Individua nei record seguenti tutte le righe che contengono la stringa "page" e copiale. Distingui tra maiuscole e minuscole.
##### Record forniti
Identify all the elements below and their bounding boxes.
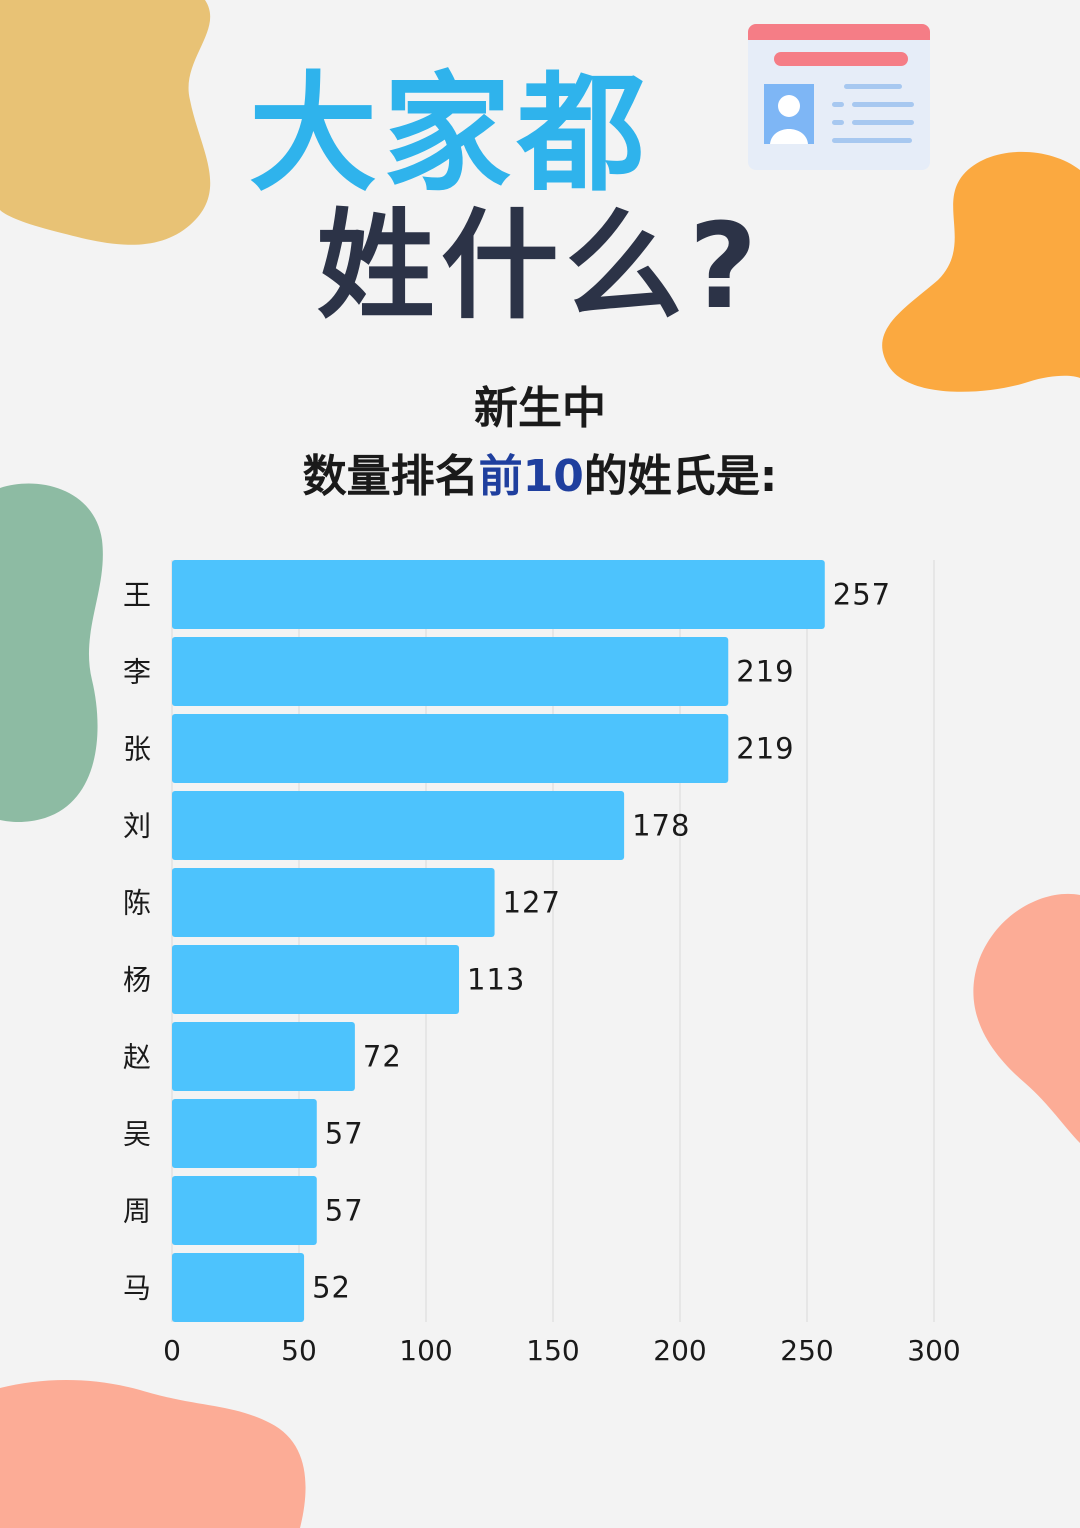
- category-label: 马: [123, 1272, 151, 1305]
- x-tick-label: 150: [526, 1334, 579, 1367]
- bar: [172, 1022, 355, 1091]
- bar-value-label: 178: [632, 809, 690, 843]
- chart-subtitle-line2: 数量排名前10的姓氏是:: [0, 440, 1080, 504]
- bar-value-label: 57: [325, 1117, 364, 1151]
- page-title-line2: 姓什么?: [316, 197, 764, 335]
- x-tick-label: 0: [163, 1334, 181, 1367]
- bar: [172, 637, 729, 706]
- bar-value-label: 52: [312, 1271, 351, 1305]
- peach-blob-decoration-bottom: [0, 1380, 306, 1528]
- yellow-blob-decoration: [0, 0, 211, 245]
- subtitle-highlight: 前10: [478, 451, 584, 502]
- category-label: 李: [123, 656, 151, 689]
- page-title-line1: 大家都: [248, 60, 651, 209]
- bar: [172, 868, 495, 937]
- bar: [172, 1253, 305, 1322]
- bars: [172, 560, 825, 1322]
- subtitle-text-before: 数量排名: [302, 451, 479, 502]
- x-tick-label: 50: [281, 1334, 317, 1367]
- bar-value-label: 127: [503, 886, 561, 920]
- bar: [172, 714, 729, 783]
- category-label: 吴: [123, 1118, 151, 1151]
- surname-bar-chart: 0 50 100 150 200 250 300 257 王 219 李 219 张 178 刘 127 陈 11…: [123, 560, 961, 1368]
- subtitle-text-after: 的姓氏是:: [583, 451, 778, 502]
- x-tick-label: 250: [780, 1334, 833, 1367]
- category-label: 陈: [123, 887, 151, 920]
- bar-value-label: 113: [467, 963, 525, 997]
##########
Risultato corretto:
- page-title-line2: 姓什么?: [316, 197, 764, 335]
- page-title-line1: 大家都: [248, 60, 651, 209]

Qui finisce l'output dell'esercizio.